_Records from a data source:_
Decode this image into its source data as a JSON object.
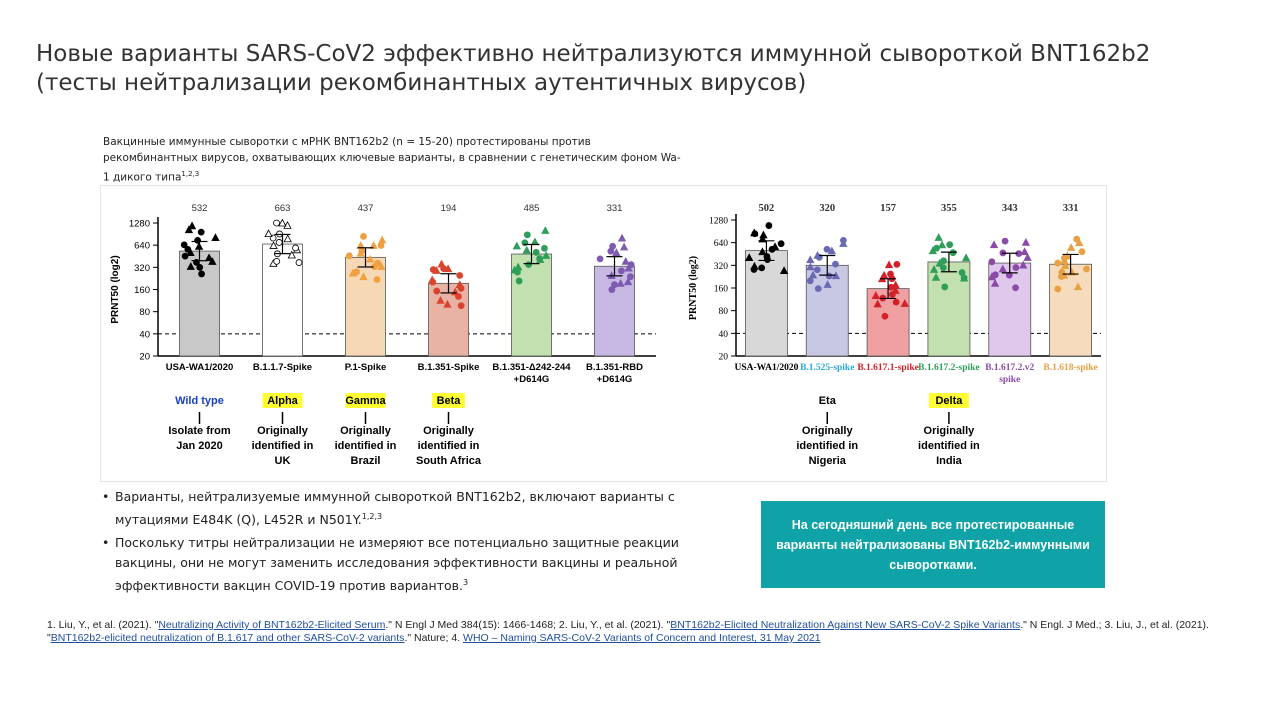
{
  "title": "Новые варианты SARS-CoV2 эффективно нейтрализуются иммунной сывороткой BNT162b2 (тесты нейтрализации рекомбинантных аутентичных вирусов)",
  "subtitle": {
    "text": "Вакцинные иммунные сыворотки с мРНК BNT162b2 (n = 15-20) протестированы против рекомбинантных вирусов, охватывающих ключевые варианты, в сравнении с генетическим фоном Wa-1 дикого типа",
    "sup": "1,2,3"
  },
  "chart_data": [
    {
      "type": "bar",
      "ylabel": "PRNT50 (log2)",
      "yscale": "log2",
      "ylim": [
        20,
        1280
      ],
      "yticks": [
        20,
        40,
        80,
        160,
        320,
        640,
        1280
      ],
      "threshold": 40,
      "categories": [
        "USA-WA1/2020",
        "B.1.1.7-Spike",
        "P.1-Spike",
        "B.1.351-Spike",
        "B.1.351-Δ242-244 +D614G",
        "B.1.351-RBD +D614G"
      ],
      "values": [
        532,
        663,
        437,
        194,
        485,
        331
      ],
      "value_labels": [
        "532",
        "663",
        "437",
        "194",
        "485",
        "331"
      ],
      "colors": [
        "#000000",
        "#000000",
        "#f0a040",
        "#d9442e",
        "#2e9e5a",
        "#7e5ab0"
      ],
      "fills": [
        "#c8c8c8",
        "#ffffff",
        "#f6d8b4",
        "#e8b2a4",
        "#c2e0b0",
        "#c8b8e4"
      ],
      "variant_names": [
        "Wild type",
        "Alpha",
        "Gamma",
        "Beta",
        "",
        ""
      ],
      "variant_highlight": [
        false,
        true,
        true,
        true,
        false,
        false
      ],
      "origins": [
        "Isolate from Jan 2020",
        "Originally identified in UK",
        "Originally identified in Brazil",
        "Originally identified in South Africa",
        "",
        ""
      ]
    },
    {
      "type": "bar",
      "ylabel": "PRNT50 (log2)",
      "yscale": "log2",
      "ylim": [
        20,
        1280
      ],
      "yticks": [
        20,
        40,
        80,
        160,
        320,
        640,
        1280
      ],
      "threshold": 40,
      "categories": [
        "USA-WA1/2020",
        "B.1.525-spike",
        "B.1.617.1-spike",
        "B.1.617.2-spike",
        "B.1.617.2.v2 spike",
        "B.1.618-spike"
      ],
      "values": [
        502,
        320,
        157,
        355,
        343,
        331
      ],
      "value_labels": [
        "502",
        "320",
        "157",
        "355",
        "343",
        "331"
      ],
      "colors": [
        "#000000",
        "#6a6ab4",
        "#d4202a",
        "#2e9e5a",
        "#8a4aa8",
        "#e8a040"
      ],
      "fills": [
        "#d8d8d8",
        "#c8c8e4",
        "#f0a0a0",
        "#c2e0b0",
        "#e0c8ec",
        "#f6dcbc"
      ],
      "label_colors": [
        "#000000",
        "#2aa8d8",
        "#d4202a",
        "#2e9e5a",
        "#8a4aa8",
        "#e8a040"
      ],
      "variant_names": [
        "",
        "Eta",
        "",
        "Delta",
        "",
        ""
      ],
      "variant_highlight": [
        false,
        false,
        false,
        true,
        false,
        false
      ],
      "origins": [
        "",
        "Originally identified in Nigeria",
        "",
        "Originally identified in India",
        "",
        ""
      ]
    }
  ],
  "bullets": [
    {
      "text": "Варианты, нейтрализуемые иммунной сывороткой BNT162b2, включают варианты с мутациями E484K (Q), L452R и N501Y.",
      "sup": "1,2,3"
    },
    {
      "text": "Поскольку титры нейтрализации не измеряют все потенциально защитные реакции вакцины, они не могут заменить исследования эффективности вакцины и реальной эффективности вакцин COVID-19 против вариантов.",
      "sup": "3"
    }
  ],
  "callout": "На сегодняшний день все протестированные варианты нейтрализованы BNT162b2-иммунными сыворотками.",
  "refs": {
    "r1_pre": "1. Liu, Y., et al. (2021). \"",
    "r1_link": "Neutralizing Activity of BNT162b2-Elicited Serum",
    "r1_post": ".\" N Engl J Med 384(15): 1466-1468; 2. Liu, Y., et al. (2021). \"",
    "r2_link": "BNT162b2-Elicited Neutralization Against New SARS-CoV-2 Spike Variants",
    "r2_post": ".\" N Engl. J Med.; 3. Liu, J., et al. (2021). \"",
    "r3_link": "BNT162b2-elicited neutralization of B.1.617 and other SARS-CoV-2 variants",
    "r3_post": ".\" Nature; 4. ",
    "r4_link": "WHO – Naming SARS-CoV-2 Variants of Concern and Interest, 31 May 2021"
  }
}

_Set exercise:_
Read through the lines above and collect those that contain the string "Originally".

_Written answer:_
        "Originally identified in UK",
        "Originally identified in Brazil",
        "Originally identified in South Africa",
        "Originally identified in Nigeria",
        "Originally identified in India",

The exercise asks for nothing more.